-- START RECORDS PROVIDED --
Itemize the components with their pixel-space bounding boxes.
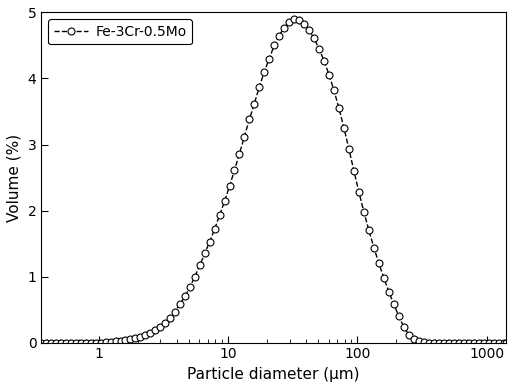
Fe-3Cr-0.5Mo [38, 340, 44, 345]
Fe-3Cr-0.5Mo [386, 289, 392, 294]
Fe-3Cr-0.5Mo [503, 340, 509, 345]
Line: Fe-3Cr-0.5Mo: Fe-3Cr-0.5Mo [38, 16, 509, 346]
Legend: Fe-3Cr-0.5Mo: Fe-3Cr-0.5Mo [48, 19, 192, 44]
Fe-3Cr-0.5Mo [122, 338, 128, 342]
Y-axis label: Volume (%): Volume (%) [7, 133, 22, 222]
Fe-3Cr-0.5Mo [371, 245, 377, 250]
X-axis label: Particle diameter (μm): Particle diameter (μm) [187, 367, 360, 382]
Fe-3Cr-0.5Mo [361, 210, 367, 214]
Fe-3Cr-0.5Mo [58, 340, 64, 345]
Fe-3Cr-0.5Mo [391, 302, 397, 307]
Fe-3Cr-0.5Mo [291, 17, 297, 21]
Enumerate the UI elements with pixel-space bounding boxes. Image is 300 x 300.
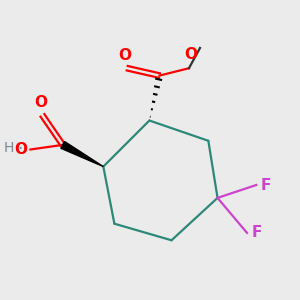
Text: F: F bbox=[261, 178, 271, 193]
Text: ·: · bbox=[17, 140, 22, 158]
Text: O: O bbox=[184, 47, 197, 62]
Text: F: F bbox=[252, 225, 262, 240]
Polygon shape bbox=[61, 142, 103, 167]
Text: O: O bbox=[14, 142, 27, 157]
Text: H: H bbox=[4, 141, 14, 154]
Text: O: O bbox=[118, 48, 131, 63]
Text: O: O bbox=[34, 95, 47, 110]
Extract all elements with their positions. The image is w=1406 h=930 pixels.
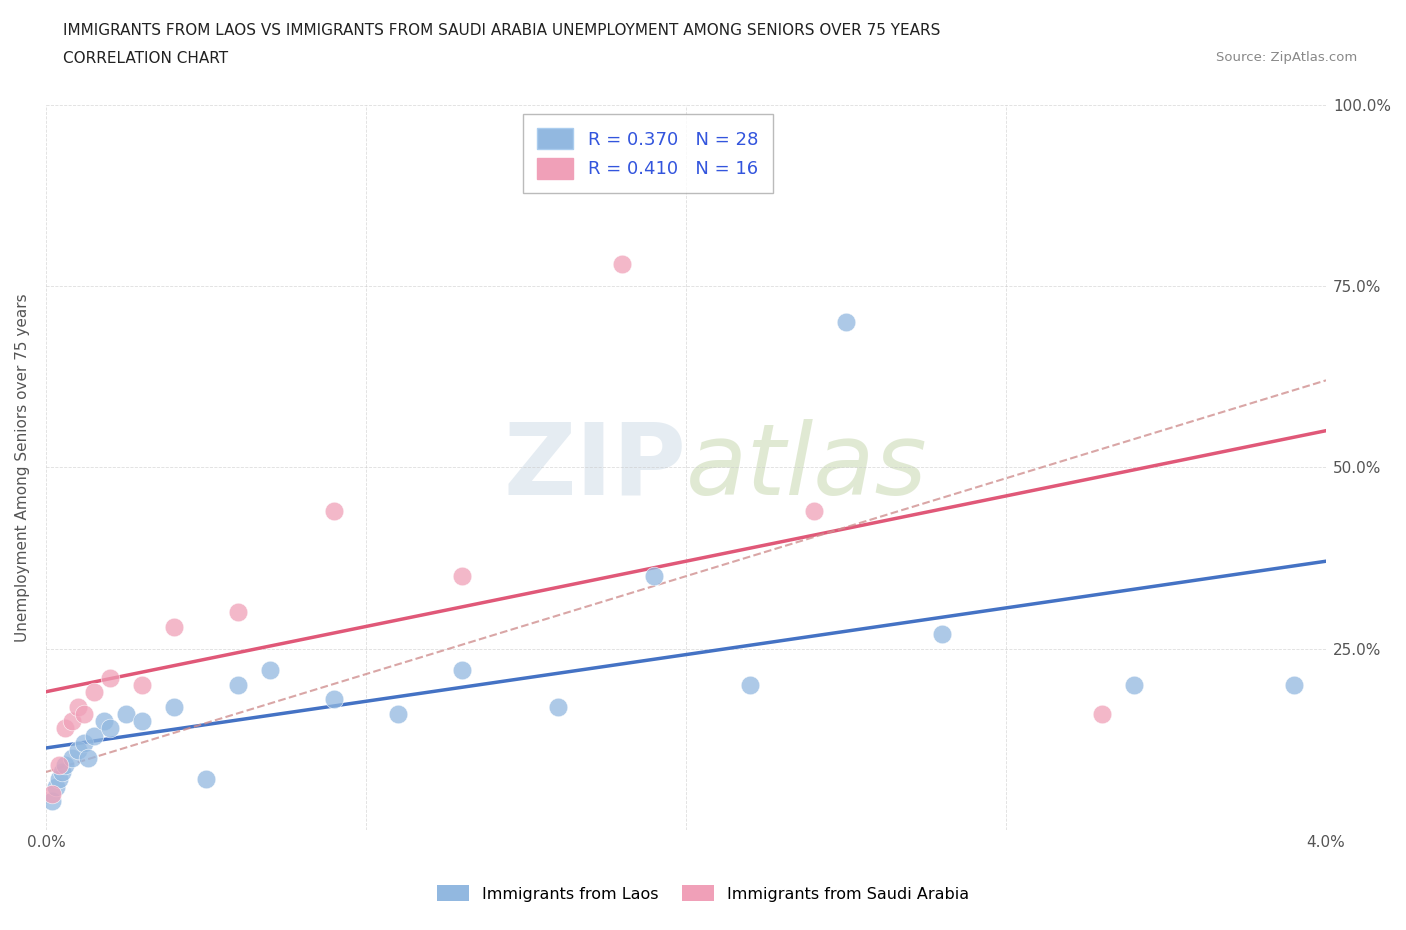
Point xyxy=(323,503,346,518)
Point xyxy=(48,772,70,787)
Point xyxy=(195,772,218,787)
Point xyxy=(387,707,409,722)
Point xyxy=(1091,707,1114,722)
Point xyxy=(66,699,89,714)
Point xyxy=(738,678,761,693)
Text: CORRELATION CHART: CORRELATION CHART xyxy=(63,51,228,66)
Point xyxy=(41,793,63,808)
Text: IMMIGRANTS FROM LAOS VS IMMIGRANTS FROM SAUDI ARABIA UNEMPLOYMENT AMONG SENIORS : IMMIGRANTS FROM LAOS VS IMMIGRANTS FROM … xyxy=(63,23,941,38)
Point xyxy=(803,503,825,518)
Point xyxy=(83,684,105,699)
Point xyxy=(323,692,346,707)
Point xyxy=(83,728,105,743)
Point xyxy=(115,707,138,722)
Point xyxy=(931,627,953,642)
Point xyxy=(53,757,76,772)
Point xyxy=(1123,678,1146,693)
Point xyxy=(51,764,73,779)
Legend: R = 0.370   N = 28, R = 0.410   N = 16: R = 0.370 N = 28, R = 0.410 N = 16 xyxy=(523,113,772,193)
Text: Source: ZipAtlas.com: Source: ZipAtlas.com xyxy=(1216,51,1357,64)
Point xyxy=(610,257,633,272)
Point xyxy=(66,743,89,758)
Point xyxy=(226,605,249,620)
Point xyxy=(131,678,153,693)
Point xyxy=(163,699,186,714)
Point xyxy=(547,699,569,714)
Point xyxy=(60,751,83,765)
Point xyxy=(163,619,186,634)
Point xyxy=(76,751,98,765)
Point xyxy=(41,787,63,802)
Point xyxy=(73,736,96,751)
Text: ZIP: ZIP xyxy=(503,418,686,516)
Point xyxy=(98,671,121,685)
Y-axis label: Unemployment Among Seniors over 75 years: Unemployment Among Seniors over 75 years xyxy=(15,293,30,642)
Point xyxy=(259,663,281,678)
Point xyxy=(835,315,858,330)
Point xyxy=(1282,678,1305,693)
Point xyxy=(98,721,121,736)
Point xyxy=(45,779,67,794)
Point xyxy=(451,663,474,678)
Point xyxy=(643,569,665,584)
Point xyxy=(60,714,83,729)
Point xyxy=(53,721,76,736)
Text: atlas: atlas xyxy=(686,418,928,516)
Legend: Immigrants from Laos, Immigrants from Saudi Arabia: Immigrants from Laos, Immigrants from Sa… xyxy=(430,879,976,908)
Point xyxy=(226,678,249,693)
Point xyxy=(451,569,474,584)
Point xyxy=(73,707,96,722)
Point xyxy=(93,714,115,729)
Point xyxy=(48,757,70,772)
Point xyxy=(131,714,153,729)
-- END RECORDS PROVIDED --
_DIRECTIVE:_ Copy out, word for word, the part of the records above that opens with the line containing "Point xyxy=(323,503,346,518)" and closes with the line containing "Point xyxy=(41,793,63,808)", both of those lines included.

_RIGHT ANSWER:_
Point xyxy=(323,503,346,518)
Point xyxy=(48,772,70,787)
Point xyxy=(195,772,218,787)
Point xyxy=(387,707,409,722)
Point xyxy=(1091,707,1114,722)
Point xyxy=(66,699,89,714)
Point xyxy=(738,678,761,693)
Text: CORRELATION CHART: CORRELATION CHART xyxy=(63,51,228,66)
Point xyxy=(41,793,63,808)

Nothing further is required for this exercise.